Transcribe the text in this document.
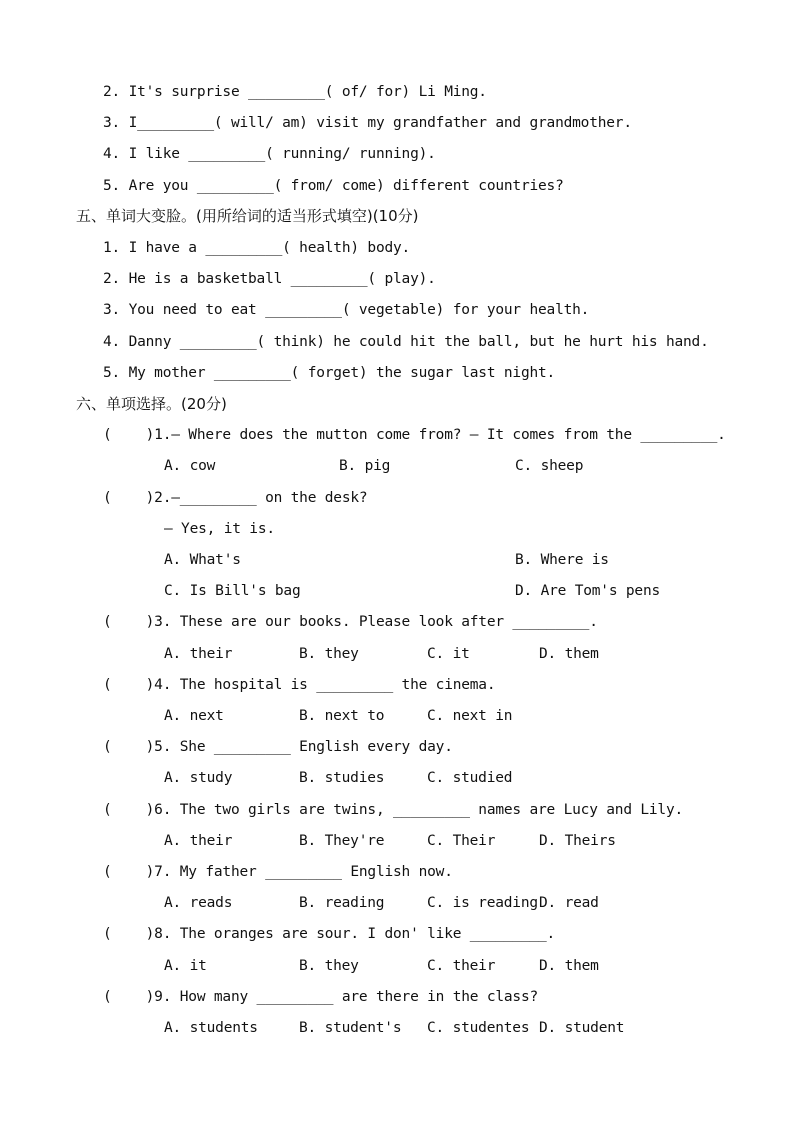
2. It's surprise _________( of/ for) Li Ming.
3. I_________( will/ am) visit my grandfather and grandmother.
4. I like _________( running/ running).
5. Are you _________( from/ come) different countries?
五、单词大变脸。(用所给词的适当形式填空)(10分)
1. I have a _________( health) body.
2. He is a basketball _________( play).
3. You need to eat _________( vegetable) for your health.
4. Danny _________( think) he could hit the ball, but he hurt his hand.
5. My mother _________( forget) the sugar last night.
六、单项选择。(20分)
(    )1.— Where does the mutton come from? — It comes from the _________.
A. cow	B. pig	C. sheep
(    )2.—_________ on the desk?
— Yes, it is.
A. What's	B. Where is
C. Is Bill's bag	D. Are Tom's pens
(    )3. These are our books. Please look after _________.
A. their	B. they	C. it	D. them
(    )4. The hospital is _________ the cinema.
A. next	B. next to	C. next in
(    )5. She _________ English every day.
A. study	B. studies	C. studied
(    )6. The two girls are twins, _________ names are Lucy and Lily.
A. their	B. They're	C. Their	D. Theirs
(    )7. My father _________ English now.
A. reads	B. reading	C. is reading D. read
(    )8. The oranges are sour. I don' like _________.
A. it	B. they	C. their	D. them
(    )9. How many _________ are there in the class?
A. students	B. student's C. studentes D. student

**WHAT YOU SHOULD DO**
Would you set down the listing exactly, omitting pictures?

**WRITTEN SOLUTION**
Transcribe the text in this document.
2. It's surprise _________( of/ for) Li Ming.
3. I_________( will/ am) visit my grandfather and grandmother.
4. I like _________( running/ running).
5. Are you _________( from/ come) different countries?
五、单词大变脸。(用所给词的适当形式填空)(10分)
1. I have a _________( health) body.
2. He is a basketball _________( play).
3. You need to eat _________( vegetable) for your health.
4. Danny _________( think) he could hit the ball, but he hurt his hand.
5. My mother _________( forget) the sugar last night.
六、单项选择。(20分)
(    )1.— Where does the mutton come from? — It comes from the _________.
A. cow	B. pig	C. sheep
(    )2.—_________ on the desk?
— Yes, it is.
A. What's	B. Where is
C. Is Bill's bag	D. Are Tom's pens
(    )3. These are our books. Please look after _________.
A. their	B. they	C. it	D. them
(    )4. The hospital is _________ the cinema.
A. next	B. next to	C. next in
(    )5. She _________ English every day.
A. study	B. studies	C. studied
(    )6. The two girls are twins, _________ names are Lucy and Lily.
A. their	B. They're	C. Their	D. Theirs
(    )7. My father _________ English now.
A. reads	B. reading	C. is reading D. read
(    )8. The oranges are sour. I don' like _________.
A. it	B. they	C. their	D. them
(    )9. How many _________ are there in the class?
A. students	B. student's C. studentes D. student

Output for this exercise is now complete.